Exercise instructions = Your task is to return the data below, word for word.

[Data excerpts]
=== Section Start ===

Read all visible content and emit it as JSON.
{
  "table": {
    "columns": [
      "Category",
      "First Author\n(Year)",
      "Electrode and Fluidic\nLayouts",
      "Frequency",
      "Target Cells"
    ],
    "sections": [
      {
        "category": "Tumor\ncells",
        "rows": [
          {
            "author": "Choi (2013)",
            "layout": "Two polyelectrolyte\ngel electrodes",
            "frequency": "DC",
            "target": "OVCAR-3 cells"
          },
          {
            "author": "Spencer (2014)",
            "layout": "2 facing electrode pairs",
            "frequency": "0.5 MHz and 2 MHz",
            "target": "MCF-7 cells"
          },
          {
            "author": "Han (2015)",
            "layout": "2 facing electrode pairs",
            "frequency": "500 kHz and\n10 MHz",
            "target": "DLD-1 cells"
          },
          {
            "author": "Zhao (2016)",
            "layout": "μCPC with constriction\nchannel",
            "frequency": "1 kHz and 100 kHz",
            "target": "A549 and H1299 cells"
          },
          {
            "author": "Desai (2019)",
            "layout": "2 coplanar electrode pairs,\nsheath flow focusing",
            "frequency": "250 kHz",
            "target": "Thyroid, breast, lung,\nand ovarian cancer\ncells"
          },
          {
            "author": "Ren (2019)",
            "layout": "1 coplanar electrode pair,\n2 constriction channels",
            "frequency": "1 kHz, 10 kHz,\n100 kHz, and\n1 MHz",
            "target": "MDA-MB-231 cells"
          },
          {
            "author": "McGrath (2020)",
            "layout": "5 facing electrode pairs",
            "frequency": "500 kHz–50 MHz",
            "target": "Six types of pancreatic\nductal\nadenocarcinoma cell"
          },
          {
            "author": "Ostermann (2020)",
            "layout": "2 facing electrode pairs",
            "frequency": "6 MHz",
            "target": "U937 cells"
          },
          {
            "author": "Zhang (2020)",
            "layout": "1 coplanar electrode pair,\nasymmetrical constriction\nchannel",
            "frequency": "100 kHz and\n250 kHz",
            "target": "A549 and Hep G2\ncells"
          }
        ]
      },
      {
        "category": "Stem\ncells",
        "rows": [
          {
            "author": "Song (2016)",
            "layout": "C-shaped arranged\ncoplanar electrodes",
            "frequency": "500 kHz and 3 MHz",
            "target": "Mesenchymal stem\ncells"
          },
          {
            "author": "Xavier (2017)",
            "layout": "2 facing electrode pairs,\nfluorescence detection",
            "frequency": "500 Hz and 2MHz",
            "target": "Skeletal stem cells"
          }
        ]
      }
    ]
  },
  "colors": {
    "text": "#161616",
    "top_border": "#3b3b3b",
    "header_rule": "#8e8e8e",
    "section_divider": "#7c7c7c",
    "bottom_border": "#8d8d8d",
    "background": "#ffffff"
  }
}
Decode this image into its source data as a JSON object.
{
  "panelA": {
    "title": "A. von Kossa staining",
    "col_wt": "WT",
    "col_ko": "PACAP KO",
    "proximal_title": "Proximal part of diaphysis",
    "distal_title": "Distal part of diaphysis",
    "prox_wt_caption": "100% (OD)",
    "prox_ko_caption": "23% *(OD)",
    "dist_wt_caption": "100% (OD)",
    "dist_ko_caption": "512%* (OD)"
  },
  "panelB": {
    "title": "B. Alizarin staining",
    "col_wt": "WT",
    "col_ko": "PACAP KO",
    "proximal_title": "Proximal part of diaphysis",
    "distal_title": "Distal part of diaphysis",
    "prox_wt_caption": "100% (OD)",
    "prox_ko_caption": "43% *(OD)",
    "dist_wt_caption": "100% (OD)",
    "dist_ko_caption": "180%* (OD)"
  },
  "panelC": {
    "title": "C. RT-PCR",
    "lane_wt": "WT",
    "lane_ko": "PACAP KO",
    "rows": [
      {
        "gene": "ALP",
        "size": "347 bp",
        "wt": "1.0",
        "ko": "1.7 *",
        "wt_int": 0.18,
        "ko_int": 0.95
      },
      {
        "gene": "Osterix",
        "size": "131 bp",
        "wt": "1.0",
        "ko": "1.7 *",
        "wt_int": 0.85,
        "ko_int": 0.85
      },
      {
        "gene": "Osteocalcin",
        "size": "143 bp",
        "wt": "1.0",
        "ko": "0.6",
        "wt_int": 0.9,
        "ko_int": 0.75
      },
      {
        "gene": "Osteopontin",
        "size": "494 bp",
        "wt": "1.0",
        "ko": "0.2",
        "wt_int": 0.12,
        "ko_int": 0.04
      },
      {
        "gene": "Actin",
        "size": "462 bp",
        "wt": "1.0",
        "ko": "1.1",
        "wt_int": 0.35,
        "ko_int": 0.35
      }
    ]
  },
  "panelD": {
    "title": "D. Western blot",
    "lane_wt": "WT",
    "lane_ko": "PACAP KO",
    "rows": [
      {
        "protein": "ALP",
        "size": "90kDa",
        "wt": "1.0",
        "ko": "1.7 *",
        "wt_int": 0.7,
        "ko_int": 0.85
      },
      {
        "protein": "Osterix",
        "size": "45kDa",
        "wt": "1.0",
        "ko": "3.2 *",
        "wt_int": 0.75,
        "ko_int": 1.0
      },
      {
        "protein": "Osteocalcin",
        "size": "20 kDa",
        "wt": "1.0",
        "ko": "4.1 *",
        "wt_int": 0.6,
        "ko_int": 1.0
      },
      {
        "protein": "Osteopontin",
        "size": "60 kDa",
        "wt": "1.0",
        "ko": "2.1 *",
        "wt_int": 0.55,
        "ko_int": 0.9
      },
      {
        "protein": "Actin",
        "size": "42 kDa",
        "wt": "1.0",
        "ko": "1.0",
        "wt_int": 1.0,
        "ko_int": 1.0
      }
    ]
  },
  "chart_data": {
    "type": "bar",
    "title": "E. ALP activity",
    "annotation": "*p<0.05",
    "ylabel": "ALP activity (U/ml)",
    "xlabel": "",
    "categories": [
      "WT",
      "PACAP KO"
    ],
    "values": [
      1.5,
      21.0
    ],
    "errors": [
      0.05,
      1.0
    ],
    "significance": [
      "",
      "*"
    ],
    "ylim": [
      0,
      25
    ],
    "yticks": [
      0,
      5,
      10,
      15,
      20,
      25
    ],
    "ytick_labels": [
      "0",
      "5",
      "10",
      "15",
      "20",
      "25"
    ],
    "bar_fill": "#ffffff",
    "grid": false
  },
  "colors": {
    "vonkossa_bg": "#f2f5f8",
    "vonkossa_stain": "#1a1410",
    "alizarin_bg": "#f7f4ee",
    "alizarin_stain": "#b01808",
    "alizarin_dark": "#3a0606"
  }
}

=== Section End ===

Written solution =
Read all visible content and emit it as JSON.
{
  "table": {
    "columns": [
      "Category",
      "First Author\n(Year)",
      "Electrode and Fluidic\nLayouts",
      "Frequency",
      "Target Cells"
    ],
    "sections": [
      {
        "category": "Tumor\ncells",
        "rows": [
          {
            "author": "Choi (2013)",
            "layout": "Two polyelectrolyte\ngel electrodes",
            "frequency": "DC",
            "target": "OVCAR-3 cells"
          },
          {
            "author": "Spencer (2014)",
            "layout": "2 facing electrode pairs",
            "frequency": "0.5 MHz and 2 MHz",
            "target": "MCF-7 cells"
          },
          {
            "author": "Han (2015)",
            "layout": "2 facing electrode pairs",
            "frequency": "500 kHz and\n10 MHz",
            "target": "DLD-1 cells"
          },
          {
            "author": "Zhao (2016)",
            "layout": "μCPC with constriction\nchannel",
            "frequency": "1 kHz and 100 kHz",
            "target": "A549 and H1299 cells"
          },
          {
            "author": "Desai (2019)",
            "layout": "2 coplanar electrode pairs,\nsheath flow focusing",
            "frequency": "250 kHz",
            "target": "Thyroid, breast, lung,\nand ovarian cancer\ncells"
          },
          {
            "author": "Ren (2019)",
            "layout": "1 coplanar electrode pair,\n2 constriction channels",
            "frequency": "1 kHz, 10 kHz,\n100 kHz, and\n1 MHz",
            "target": "MDA-MB-231 cells"
          },
          {
            "author": "McGrath (2020)",
            "layout": "5 facing electrode pairs",
            "frequency": "500 kHz–50 MHz",
            "target": "Six types of pancreatic\nductal\nadenocarcinoma cell"
          },
          {
            "author": "Ostermann (2020)",
            "layout": "2 facing electrode pairs",
            "frequency": "6 MHz",
            "target": "U937 cells"
          },
          {
            "author": "Zhang (2020)",
            "layout": "1 coplanar electrode pair,\nasymmetrical constriction\nchannel",
            "frequency": "100 kHz and\n250 kHz",
            "target": "A549 and Hep G2\ncells"
          }
        ]
      },
      {
        "category": "Stem\ncells",
        "rows": [
          {
            "author": "Song (2016)",
            "layout": "C-shaped arranged\ncoplanar electrodes",
            "frequency": "500 kHz and 3 MHz",
            "target": "Mesenchymal stem\ncells"
          },
          {
            "author": "Xavier (2017)",
            "layout": "2 facing electrode pairs,\nfluorescence detection",
            "frequency": "500 Hz and 2MHz",
            "target": "Skeletal stem cells"
          }
        ]
      }
    ]
  },
  "colors": {
    "text": "#161616",
    "top_border": "#3b3b3b",
    "header_rule": "#8e8e8e",
    "section_divider": "#7c7c7c",
    "bottom_border": "#8d8d8d",
    "background": "#ffffff"
  }
}
Decode this image into its source data as a JSON object.
{
  "panelA": {
    "title": "A. von Kossa staining",
    "col_wt": "WT",
    "col_ko": "PACAP KO",
    "proximal_title": "Proximal part of diaphysis",
    "distal_title": "Distal part of diaphysis",
    "prox_wt_caption": "100% (OD)",
    "prox_ko_caption": "23% *(OD)",
    "dist_wt_caption": "100% (OD)",
    "dist_ko_caption": "512%* (OD)"
  },
  "panelB": {
    "title": "B. Alizarin staining",
    "col_wt": "WT",
    "col_ko": "PACAP KO",
    "proximal_title": "Proximal part of diaphysis",
    "distal_title": "Distal part of diaphysis",
    "prox_wt_caption": "100% (OD)",
    "prox_ko_caption": "43% *(OD)",
    "dist_wt_caption": "100% (OD)",
    "dist_ko_caption": "180%* (OD)"
  },
  "panelC": {
    "title": "C. RT-PCR",
    "lane_wt": "WT",
    "lane_ko": "PACAP KO",
    "rows": [
      {
        "gene": "ALP",
        "size": "347 bp",
        "wt": "1.0",
        "ko": "1.7 *",
        "wt_int": 0.18,
        "ko_int": 0.95
      },
      {
        "gene": "Osterix",
        "size": "131 bp",
        "wt": "1.0",
        "ko": "1.7 *",
        "wt_int": 0.85,
        "ko_int": 0.85
      },
      {
        "gene": "Osteocalcin",
        "size": "143 bp",
        "wt": "1.0",
        "ko": "0.6",
        "wt_int": 0.9,
        "ko_int": 0.75
      },
      {
        "gene": "Osteopontin",
        "size": "494 bp",
        "wt": "1.0",
        "ko": "0.2",
        "wt_int": 0.12,
        "ko_int": 0.04
      },
      {
        "gene": "Actin",
        "size": "462 bp",
        "wt": "1.0",
        "ko": "1.1",
        "wt_int": 0.35,
        "ko_int": 0.35
      }
    ]
  },
  "panelD": {
    "title": "D. Western blot",
    "lane_wt": "WT",
    "lane_ko": "PACAP KO",
    "rows": [
      {
        "protein": "ALP",
        "size": "90kDa",
        "wt": "1.0",
        "ko": "1.7 *",
        "wt_int": 0.7,
        "ko_int": 0.85
      },
      {
        "protein": "Osterix",
        "size": "45kDa",
        "wt": "1.0",
        "ko": "3.2 *",
        "wt_int": 0.75,
        "ko_int": 1.0
      },
      {
        "protein": "Osteocalcin",
        "size": "20 kDa",
        "wt": "1.0",
        "ko": "4.1 *",
        "wt_int": 0.6,
        "ko_int": 1.0
      },
      {
        "protein": "Osteopontin",
        "size": "60 kDa",
        "wt": "1.0",
        "ko": "2.1 *",
        "wt_int": 0.55,
        "ko_int": 0.9
      },
      {
        "protein": "Actin",
        "size": "42 kDa",
        "wt": "1.0",
        "ko": "1.0",
        "wt_int": 1.0,
        "ko_int": 1.0
      }
    ]
  },
  "chart_data": {
    "type": "bar",
    "title": "E. ALP activity",
    "annotation": "*p<0.05",
    "ylabel": "ALP activity (U/ml)",
    "xlabel": "",
    "categories": [
      "WT",
      "PACAP KO"
    ],
    "values": [
      1.5,
      21.0
    ],
    "errors": [
      0.05,
      1.0
    ],
    "significance": [
      "",
      "*"
    ],
    "ylim": [
      0,
      25
    ],
    "yticks": [
      0,
      5,
      10,
      15,
      20,
      25
    ],
    "ytick_labels": [
      "0",
      "5",
      "10",
      "15",
      "20",
      "25"
    ],
    "bar_fill": "#ffffff",
    "grid": false
  },
  "colors": {
    "vonkossa_bg": "#f2f5f8",
    "vonkossa_stain": "#1a1410",
    "alizarin_bg": "#f7f4ee",
    "alizarin_stain": "#b01808",
    "alizarin_dark": "#3a0606"
  }
}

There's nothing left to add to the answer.